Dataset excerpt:

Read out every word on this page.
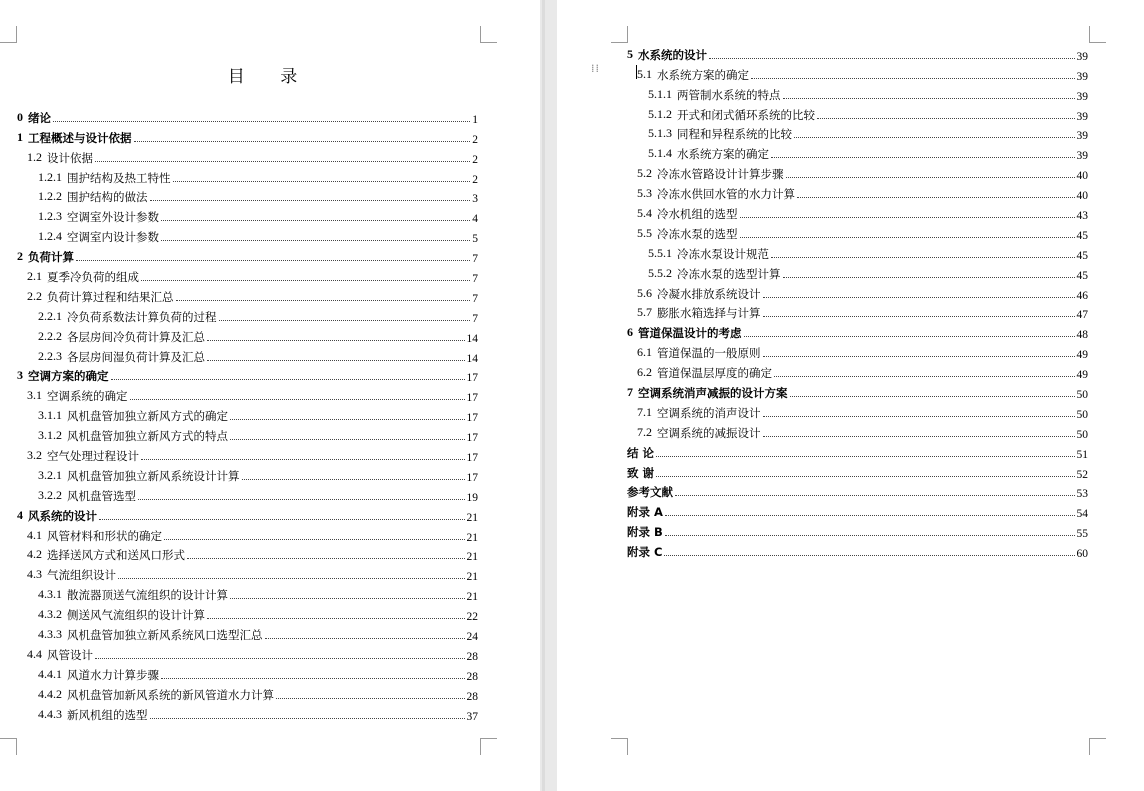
目 录	⁞⁞
0 绪论	1
1 工程概述与设计依据	2
1.2 设计依据	2
1.2.1 围护结构及热工特性	2
1.2.2 围护结构的做法	3
1.2.3 空调室外设计参数	4
1.2.4 空调室内设计参数	5
2 负荷计算	7
2.1 夏季冷负荷的组成	7
2.2 负荷计算过程和结果汇总	7
2.2.1 冷负荷系数法计算负荷的过程	7
2.2.2 各层房间冷负荷计算及汇总	14
2.2.3 各层房间湿负荷计算及汇总	14
3 空调方案的确定	17
3.1 空调系统的确定	17
3.1.1 风机盘管加独立新风方式的确定	17
3.1.2 风机盘管加独立新风方式的特点	17
3.2 空气处理过程设计	17
3.2.1 风机盘管加独立新风系统设计计算	17
3.2.2 风机盘管选型	19
4 风系统的设计	21
4.1 风管材料和形状的确定	21
4.2 选择送风方式和送风口形式	21
4.3 气流组织设计	21
4.3.1 散流器顶送气流组织的设计计算	21
4.3.2 侧送风气流组织的设计计算	22
4.3.3 风机盘管加独立新风系统风口选型汇总	24
4.4 风管设计	28
4.4.1 风道水力计算步骤	28
4.4.2 风机盘管加新风系统的新风管道水力计算	28
4.4.3 新风机组的选型	37
5 水系统的设计	39
5.1 水系统方案的确定	39
5.1.1 两管制水系统的特点	39
5.1.2 开式和闭式循环系统的比较	39
5.1.3 同程和异程系统的比较	39
5.1.4 水系统方案的确定	39
5.2 冷冻水管路设计计算步骤	40
5.3 冷冻水供回水管的水力计算	40
5.4 冷水机组的选型	43
5.5 冷冻水泵的选型	45
5.5.1 冷冻水泵设计规范	45
5.5.2 冷冻水泵的选型计算	45
5.6 冷凝水排放系统设计	46
5.7 膨胀水箱选择与计算	47
6 管道保温设计的考虑	48
6.1 管道保温的一般原则	49
6.2 管道保温层厚度的确定	49
7 空调系统消声减振的设计方案	50
7.1 空调系统的消声设计	50
7.2 空调系统的减振设计	50
结 论	51
致 谢	52
参考文献	53
附录 A	54
附录 B	55
附录 C	60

• [Required work]
Return each line of the data, keeping its wording exact and omitting pictures.

• [Finished exercise]
Read out every word on this page.
目 录	⁞⁞
0 绪论	1
1 工程概述与设计依据	2
1.2 设计依据	2
1.2.1 围护结构及热工特性	2
1.2.2 围护结构的做法	3
1.2.3 空调室外设计参数	4
1.2.4 空调室内设计参数	5
2 负荷计算	7
2.1 夏季冷负荷的组成	7
2.2 负荷计算过程和结果汇总	7
2.2.1 冷负荷系数法计算负荷的过程	7
2.2.2 各层房间冷负荷计算及汇总	14
2.2.3 各层房间湿负荷计算及汇总	14
3 空调方案的确定	17
3.1 空调系统的确定	17
3.1.1 风机盘管加独立新风方式的确定	17
3.1.2 风机盘管加独立新风方式的特点	17
3.2 空气处理过程设计	17
3.2.1 风机盘管加独立新风系统设计计算	17
3.2.2 风机盘管选型	19
4 风系统的设计	21
4.1 风管材料和形状的确定	21
4.2 选择送风方式和送风口形式	21
4.3 气流组织设计	21
4.3.1 散流器顶送气流组织的设计计算	21
4.3.2 侧送风气流组织的设计计算	22
4.3.3 风机盘管加独立新风系统风口选型汇总	24
4.4 风管设计	28
4.4.1 风道水力计算步骤	28
4.4.2 风机盘管加新风系统的新风管道水力计算	28
4.4.3 新风机组的选型	37
5 水系统的设计	39
5.1 水系统方案的确定	39
5.1.1 两管制水系统的特点	39
5.1.2 开式和闭式循环系统的比较	39
5.1.3 同程和异程系统的比较	39
5.1.4 水系统方案的确定	39
5.2 冷冻水管路设计计算步骤	40
5.3 冷冻水供回水管的水力计算	40
5.4 冷水机组的选型	43
5.5 冷冻水泵的选型	45
5.5.1 冷冻水泵设计规范	45
5.5.2 冷冻水泵的选型计算	45
5.6 冷凝水排放系统设计	46
5.7 膨胀水箱选择与计算	47
6 管道保温设计的考虑	48
6.1 管道保温的一般原则	49
6.2 管道保温层厚度的确定	49
7 空调系统消声减振的设计方案	50
7.1 空调系统的消声设计	50
7.2 空调系统的减振设计	50
结 论	51
致 谢	52
参考文献	53
附录 A	54
附录 B	55
附录 C	60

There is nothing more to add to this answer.